— begin Provided data —
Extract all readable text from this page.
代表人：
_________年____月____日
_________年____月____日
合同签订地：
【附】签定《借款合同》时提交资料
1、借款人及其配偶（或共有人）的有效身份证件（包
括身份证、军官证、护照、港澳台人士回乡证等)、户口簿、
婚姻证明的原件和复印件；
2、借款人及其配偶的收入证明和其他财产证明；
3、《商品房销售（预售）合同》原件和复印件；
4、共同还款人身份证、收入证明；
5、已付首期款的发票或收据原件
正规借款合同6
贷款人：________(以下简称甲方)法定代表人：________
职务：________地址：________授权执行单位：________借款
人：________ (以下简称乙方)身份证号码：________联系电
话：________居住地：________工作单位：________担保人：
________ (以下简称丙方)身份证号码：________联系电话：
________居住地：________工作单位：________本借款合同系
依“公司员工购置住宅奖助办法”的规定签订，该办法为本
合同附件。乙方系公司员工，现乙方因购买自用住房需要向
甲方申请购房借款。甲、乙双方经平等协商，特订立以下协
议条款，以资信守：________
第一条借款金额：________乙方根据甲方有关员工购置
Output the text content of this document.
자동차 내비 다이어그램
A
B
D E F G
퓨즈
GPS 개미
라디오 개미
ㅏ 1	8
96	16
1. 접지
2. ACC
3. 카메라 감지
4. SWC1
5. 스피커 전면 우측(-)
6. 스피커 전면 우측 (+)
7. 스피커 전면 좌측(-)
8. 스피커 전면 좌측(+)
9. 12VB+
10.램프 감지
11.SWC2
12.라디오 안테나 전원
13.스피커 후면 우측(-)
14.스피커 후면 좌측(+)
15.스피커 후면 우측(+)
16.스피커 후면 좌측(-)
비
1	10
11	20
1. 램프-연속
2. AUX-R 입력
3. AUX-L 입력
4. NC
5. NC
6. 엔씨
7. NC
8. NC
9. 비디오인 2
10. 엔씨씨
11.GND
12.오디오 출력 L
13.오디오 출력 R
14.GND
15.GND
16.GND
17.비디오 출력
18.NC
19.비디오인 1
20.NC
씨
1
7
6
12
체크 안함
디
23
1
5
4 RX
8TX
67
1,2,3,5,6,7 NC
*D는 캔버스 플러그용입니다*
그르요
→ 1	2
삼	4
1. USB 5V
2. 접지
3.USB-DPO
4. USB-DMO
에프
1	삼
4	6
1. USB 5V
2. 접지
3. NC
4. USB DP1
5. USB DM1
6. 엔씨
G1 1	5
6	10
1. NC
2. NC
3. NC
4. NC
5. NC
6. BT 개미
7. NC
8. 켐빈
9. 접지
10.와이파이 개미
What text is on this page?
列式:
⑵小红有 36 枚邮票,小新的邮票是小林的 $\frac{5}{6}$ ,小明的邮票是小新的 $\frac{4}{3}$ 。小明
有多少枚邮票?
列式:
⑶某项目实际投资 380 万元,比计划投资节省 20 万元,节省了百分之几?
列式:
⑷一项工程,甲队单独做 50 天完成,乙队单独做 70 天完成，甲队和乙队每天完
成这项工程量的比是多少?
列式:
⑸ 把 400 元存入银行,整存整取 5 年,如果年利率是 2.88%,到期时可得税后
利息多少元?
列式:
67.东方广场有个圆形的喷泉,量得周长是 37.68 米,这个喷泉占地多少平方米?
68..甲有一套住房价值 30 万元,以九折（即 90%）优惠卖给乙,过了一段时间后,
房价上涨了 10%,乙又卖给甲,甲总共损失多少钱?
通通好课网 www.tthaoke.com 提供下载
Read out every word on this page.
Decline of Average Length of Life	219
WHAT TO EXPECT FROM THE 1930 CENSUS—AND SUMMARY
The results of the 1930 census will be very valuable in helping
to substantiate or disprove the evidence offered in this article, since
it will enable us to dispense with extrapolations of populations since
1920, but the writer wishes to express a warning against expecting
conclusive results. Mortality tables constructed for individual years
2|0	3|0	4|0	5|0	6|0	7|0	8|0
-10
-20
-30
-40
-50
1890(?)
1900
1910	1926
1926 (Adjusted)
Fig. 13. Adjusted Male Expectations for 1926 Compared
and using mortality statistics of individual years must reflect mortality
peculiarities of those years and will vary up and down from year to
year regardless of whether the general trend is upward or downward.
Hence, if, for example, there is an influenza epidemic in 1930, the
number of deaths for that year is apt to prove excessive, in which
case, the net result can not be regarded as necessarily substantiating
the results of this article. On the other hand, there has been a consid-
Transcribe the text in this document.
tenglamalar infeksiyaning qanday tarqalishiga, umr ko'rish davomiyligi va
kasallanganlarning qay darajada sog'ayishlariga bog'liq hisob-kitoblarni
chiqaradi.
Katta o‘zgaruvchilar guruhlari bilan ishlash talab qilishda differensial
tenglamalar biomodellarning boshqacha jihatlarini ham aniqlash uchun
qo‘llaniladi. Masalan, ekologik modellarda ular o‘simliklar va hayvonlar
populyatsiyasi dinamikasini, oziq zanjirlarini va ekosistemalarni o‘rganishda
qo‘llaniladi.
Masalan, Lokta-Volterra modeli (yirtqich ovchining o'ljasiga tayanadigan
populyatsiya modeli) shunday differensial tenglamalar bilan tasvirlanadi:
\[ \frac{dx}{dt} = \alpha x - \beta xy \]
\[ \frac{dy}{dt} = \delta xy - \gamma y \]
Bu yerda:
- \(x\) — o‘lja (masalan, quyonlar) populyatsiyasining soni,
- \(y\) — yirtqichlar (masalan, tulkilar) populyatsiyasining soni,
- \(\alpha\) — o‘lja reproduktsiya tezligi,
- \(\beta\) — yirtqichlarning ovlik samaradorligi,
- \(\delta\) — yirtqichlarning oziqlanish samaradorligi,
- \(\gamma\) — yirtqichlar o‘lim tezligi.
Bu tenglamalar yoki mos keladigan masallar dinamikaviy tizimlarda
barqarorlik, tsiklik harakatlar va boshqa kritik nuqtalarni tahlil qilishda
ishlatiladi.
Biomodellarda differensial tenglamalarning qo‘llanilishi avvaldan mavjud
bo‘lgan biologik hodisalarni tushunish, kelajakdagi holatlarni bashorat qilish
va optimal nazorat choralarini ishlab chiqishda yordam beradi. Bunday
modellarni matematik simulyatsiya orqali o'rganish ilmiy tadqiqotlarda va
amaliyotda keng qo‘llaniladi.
— end Provided data —
• _Stated goal_:
Faithfully transcribe the whole of the data.

• _Correct output_:
Extract all readable text from this page.
代表人：
_________年____月____日
_________年____月____日
合同签订地：
【附】签定《借款合同》时提交资料
1、借款人及其配偶（或共有人）的有效身份证件（包
括身份证、军官证、护照、港澳台人士回乡证等)、户口簿、
婚姻证明的原件和复印件；
2、借款人及其配偶的收入证明和其他财产证明；
3、《商品房销售（预售）合同》原件和复印件；
4、共同还款人身份证、收入证明；
5、已付首期款的发票或收据原件
正规借款合同6
贷款人：________(以下简称甲方)法定代表人：________
职务：________地址：________授权执行单位：________借款
人：________ (以下简称乙方)身份证号码：________联系电
话：________居住地：________工作单位：________担保人：
________ (以下简称丙方)身份证号码：________联系电话：
________居住地：________工作单位：________本借款合同系
依“公司员工购置住宅奖助办法”的规定签订，该办法为本
合同附件。乙方系公司员工，现乙方因购买自用住房需要向
甲方申请购房借款。甲、乙双方经平等协商，特订立以下协
议条款，以资信守：________
第一条借款金额：________乙方根据甲方有关员工购置
Output the text content of this document.
자동차 내비 다이어그램
A
B
D E F G
퓨즈
GPS 개미
라디오 개미
ㅏ 1	8
96	16
1. 접지
2. ACC
3. 카메라 감지
4. SWC1
5. 스피커 전면 우측(-)
6. 스피커 전면 우측 (+)
7. 스피커 전면 좌측(-)
8. 스피커 전면 좌측(+)
9. 12VB+
10.램프 감지
11.SWC2
12.라디오 안테나 전원
13.스피커 후면 우측(-)
14.스피커 후면 좌측(+)
15.스피커 후면 우측(+)
16.스피커 후면 좌측(-)
비
1	10
11	20
1. 램프-연속
2. AUX-R 입력
3. AUX-L 입력
4. NC
5. NC
6. 엔씨
7. NC
8. NC
9. 비디오인 2
10. 엔씨씨
11.GND
12.오디오 출력 L
13.오디오 출력 R
14.GND
15.GND
16.GND
17.비디오 출력
18.NC
19.비디오인 1
20.NC
씨
1
7
6
12
체크 안함
디
23
1
5
4 RX
8TX
67
1,2,3,5,6,7 NC
*D는 캔버스 플러그용입니다*
그르요
→ 1	2
삼	4
1. USB 5V
2. 접지
3.USB-DPO
4. USB-DMO
에프
1	삼
4	6
1. USB 5V
2. 접지
3. NC
4. USB DP1
5. USB DM1
6. 엔씨
G1 1	5
6	10
1. NC
2. NC
3. NC
4. NC
5. NC
6. BT 개미
7. NC
8. 켐빈
9. 접지
10.와이파이 개미
What text is on this page?
列式:
⑵小红有 36 枚邮票,小新的邮票是小林的 $\frac{5}{6}$ ,小明的邮票是小新的 $\frac{4}{3}$ 。小明
有多少枚邮票?
列式:
⑶某项目实际投资 380 万元,比计划投资节省 20 万元,节省了百分之几?
列式:
⑷一项工程,甲队单独做 50 天完成,乙队单独做 70 天完成，甲队和乙队每天完
成这项工程量的比是多少?
列式:
⑸ 把 400 元存入银行,整存整取 5 年,如果年利率是 2.88%,到期时可得税后
利息多少元?
列式:
67.东方广场有个圆形的喷泉,量得周长是 37.68 米,这个喷泉占地多少平方米?
68..甲有一套住房价值 30 万元,以九折（即 90%）优惠卖给乙,过了一段时间后,
房价上涨了 10%,乙又卖给甲,甲总共损失多少钱?
通通好课网 www.tthaoke.com 提供下载
Read out every word on this page.
Decline of Average Length of Life	219
WHAT TO EXPECT FROM THE 1930 CENSUS—AND SUMMARY
The results of the 1930 census will be very valuable in helping
to substantiate or disprove the evidence offered in this article, since
it will enable us to dispense with extrapolations of populations since
1920, but the writer wishes to express a warning against expecting
conclusive results. Mortality tables constructed for individual years
2|0	3|0	4|0	5|0	6|0	7|0	8|0
-10
-20
-30
-40
-50
1890(?)
1900
1910	1926
1926 (Adjusted)
Fig. 13. Adjusted Male Expectations for 1926 Compared
and using mortality statistics of individual years must reflect mortality
peculiarities of those years and will vary up and down from year to
year regardless of whether the general trend is upward or downward.
Hence, if, for example, there is an influenza epidemic in 1930, the
number of deaths for that year is apt to prove excessive, in which
case, the net result can not be regarded as necessarily substantiating
the results of this article. On the other hand, there has been a consid-
Transcribe the text in this document.
tenglamalar infeksiyaning qanday tarqalishiga, umr ko'rish davomiyligi va
kasallanganlarning qay darajada sog'ayishlariga bog'liq hisob-kitoblarni
chiqaradi.
Katta o‘zgaruvchilar guruhlari bilan ishlash talab qilishda differensial
tenglamalar biomodellarning boshqacha jihatlarini ham aniqlash uchun
qo‘llaniladi. Masalan, ekologik modellarda ular o‘simliklar va hayvonlar
populyatsiyasi dinamikasini, oziq zanjirlarini va ekosistemalarni o‘rganishda
qo‘llaniladi.
Masalan, Lokta-Volterra modeli (yirtqich ovchining o'ljasiga tayanadigan
populyatsiya modeli) shunday differensial tenglamalar bilan tasvirlanadi:
\[ \frac{dx}{dt} = \alpha x - \beta xy \]
\[ \frac{dy}{dt} = \delta xy - \gamma y \]
Bu yerda:
- \(x\) — o‘lja (masalan, quyonlar) populyatsiyasining soni,
- \(y\) — yirtqichlar (masalan, tulkilar) populyatsiyasining soni,
- \(\alpha\) — o‘lja reproduktsiya tezligi,
- \(\beta\) — yirtqichlarning ovlik samaradorligi,
- \(\delta\) — yirtqichlarning oziqlanish samaradorligi,
- \(\gamma\) — yirtqichlar o‘lim tezligi.
Bu tenglamalar yoki mos keladigan masallar dinamikaviy tizimlarda
barqarorlik, tsiklik harakatlar va boshqa kritik nuqtalarni tahlil qilishda
ishlatiladi.
Biomodellarda differensial tenglamalarning qo‘llanilishi avvaldan mavjud
bo‘lgan biologik hodisalarni tushunish, kelajakdagi holatlarni bashorat qilish
va optimal nazorat choralarini ishlab chiqishda yordam beradi. Bunday
modellarni matematik simulyatsiya orqali o'rganish ilmiy tadqiqotlarda va
amaliyotda keng qo‘llaniladi.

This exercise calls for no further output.